What is needed:
Will you write out the data exactly, excluding every picture?

— Start of Extracted records —

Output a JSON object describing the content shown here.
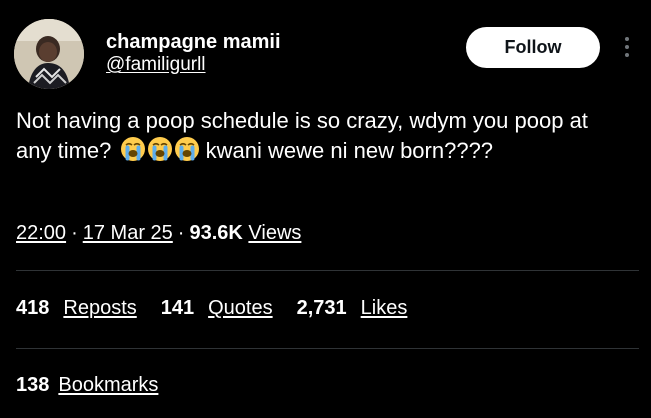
{
  "author": {
    "display_name": "champagne mamii",
    "handle": "@familigurll",
    "avatar_icon": "avatar-photo"
  },
  "actions": {
    "follow_label": "Follow",
    "more_icon": "more-dots-icon"
  },
  "tweet": {
    "text_before_emoji": "Not having a poop schedule is so crazy, wdym you poop at any time?",
    "emoji_names": [
      "loudly-crying-face-icon",
      "loudly-crying-face-icon",
      "loudly-crying-face-icon"
    ],
    "text_after_emoji": "kwani wewe ni new born????"
  },
  "meta": {
    "time": "22:00",
    "date": "17 Mar 25",
    "views_count": "93.6K",
    "views_label": "Views",
    "separator": "·"
  },
  "stats": {
    "reposts_count": "418",
    "reposts_label": "Reposts",
    "quotes_count": "141",
    "quotes_label": "Quotes",
    "likes_count": "2,731",
    "likes_label": "Likes",
    "bookmarks_count": "138",
    "bookmarks_label": "Bookmarks"
  },
  "colors": {
    "background": "#000000",
    "text": "#ffffff",
    "divider": "#2f3336",
    "follow_bg": "#ffffff",
    "follow_text": "#0f1419",
    "muted": "#71767b"
  }
}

— End of Extracted records —

Result:
Output a JSON object describing the content shown here.
{
  "author": {
    "display_name": "champagne mamii",
    "handle": "@familigurll",
    "avatar_icon": "avatar-photo"
  },
  "actions": {
    "follow_label": "Follow",
    "more_icon": "more-dots-icon"
  },
  "tweet": {
    "text_before_emoji": "Not having a poop schedule is so crazy, wdym you poop at any time?",
    "emoji_names": [
      "loudly-crying-face-icon",
      "loudly-crying-face-icon",
      "loudly-crying-face-icon"
    ],
    "text_after_emoji": "kwani wewe ni new born????"
  },
  "meta": {
    "time": "22:00",
    "date": "17 Mar 25",
    "views_count": "93.6K",
    "views_label": "Views",
    "separator": "·"
  },
  "stats": {
    "reposts_count": "418",
    "reposts_label": "Reposts",
    "quotes_count": "141",
    "quotes_label": "Quotes",
    "likes_count": "2,731",
    "likes_label": "Likes",
    "bookmarks_count": "138",
    "bookmarks_label": "Bookmarks"
  },
  "colors": {
    "background": "#000000",
    "text": "#ffffff",
    "divider": "#2f3336",
    "follow_bg": "#ffffff",
    "follow_text": "#0f1419",
    "muted": "#71767b"
  }
}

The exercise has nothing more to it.